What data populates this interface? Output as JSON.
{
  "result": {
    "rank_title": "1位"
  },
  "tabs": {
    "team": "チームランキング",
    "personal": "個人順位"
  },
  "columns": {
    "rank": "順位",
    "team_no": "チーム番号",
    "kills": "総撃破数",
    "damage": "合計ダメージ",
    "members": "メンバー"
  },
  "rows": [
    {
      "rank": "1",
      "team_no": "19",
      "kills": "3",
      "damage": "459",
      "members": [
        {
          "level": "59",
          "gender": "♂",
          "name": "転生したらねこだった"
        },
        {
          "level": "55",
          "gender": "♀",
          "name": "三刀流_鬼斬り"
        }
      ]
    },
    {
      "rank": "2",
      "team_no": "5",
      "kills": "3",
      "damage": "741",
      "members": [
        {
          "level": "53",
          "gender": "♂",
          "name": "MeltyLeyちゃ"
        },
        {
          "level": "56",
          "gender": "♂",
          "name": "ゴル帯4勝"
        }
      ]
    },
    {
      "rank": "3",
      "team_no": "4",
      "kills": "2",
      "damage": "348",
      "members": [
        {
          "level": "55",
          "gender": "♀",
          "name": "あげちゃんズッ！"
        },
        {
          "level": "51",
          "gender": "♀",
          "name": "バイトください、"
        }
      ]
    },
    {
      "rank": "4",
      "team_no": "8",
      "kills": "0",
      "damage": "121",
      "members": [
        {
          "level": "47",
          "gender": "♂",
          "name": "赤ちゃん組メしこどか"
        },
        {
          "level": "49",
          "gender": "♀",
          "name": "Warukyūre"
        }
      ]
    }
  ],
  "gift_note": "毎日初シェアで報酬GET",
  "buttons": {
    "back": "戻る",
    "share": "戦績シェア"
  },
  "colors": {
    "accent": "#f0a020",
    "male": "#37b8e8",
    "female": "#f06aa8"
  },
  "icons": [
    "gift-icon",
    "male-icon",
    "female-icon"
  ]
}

• _STATED GOAL_: Output the data above exactly, please, line for line.

• _ANSWER IN FULL_:
What data populates this interface? Output as JSON.
{
  "result": {
    "rank_title": "1位"
  },
  "tabs": {
    "team": "チームランキング",
    "personal": "個人順位"
  },
  "columns": {
    "rank": "順位",
    "team_no": "チーム番号",
    "kills": "総撃破数",
    "damage": "合計ダメージ",
    "members": "メンバー"
  },
  "rows": [
    {
      "rank": "1",
      "team_no": "19",
      "kills": "3",
      "damage": "459",
      "members": [
        {
          "level": "59",
          "gender": "♂",
          "name": "転生したらねこだった"
        },
        {
          "level": "55",
          "gender": "♀",
          "name": "三刀流_鬼斬り"
        }
      ]
    },
    {
      "rank": "2",
      "team_no": "5",
      "kills": "3",
      "damage": "741",
      "members": [
        {
          "level": "53",
          "gender": "♂",
          "name": "MeltyLeyちゃ"
        },
        {
          "level": "56",
          "gender": "♂",
          "name": "ゴル帯4勝"
        }
      ]
    },
    {
      "rank": "3",
      "team_no": "4",
      "kills": "2",
      "damage": "348",
      "members": [
        {
          "level": "55",
          "gender": "♀",
          "name": "あげちゃんズッ！"
        },
        {
          "level": "51",
          "gender": "♀",
          "name": "バイトください、"
        }
      ]
    },
    {
      "rank": "4",
      "team_no": "8",
      "kills": "0",
      "damage": "121",
      "members": [
        {
          "level": "47",
          "gender": "♂",
          "name": "赤ちゃん組メしこどか"
        },
        {
          "level": "49",
          "gender": "♀",
          "name": "Warukyūre"
        }
      ]
    }
  ],
  "gift_note": "毎日初シェアで報酬GET",
  "buttons": {
    "back": "戻る",
    "share": "戦績シェア"
  },
  "colors": {
    "accent": "#f0a020",
    "male": "#37b8e8",
    "female": "#f06aa8"
  },
  "icons": [
    "gift-icon",
    "male-icon",
    "female-icon"
  ]
}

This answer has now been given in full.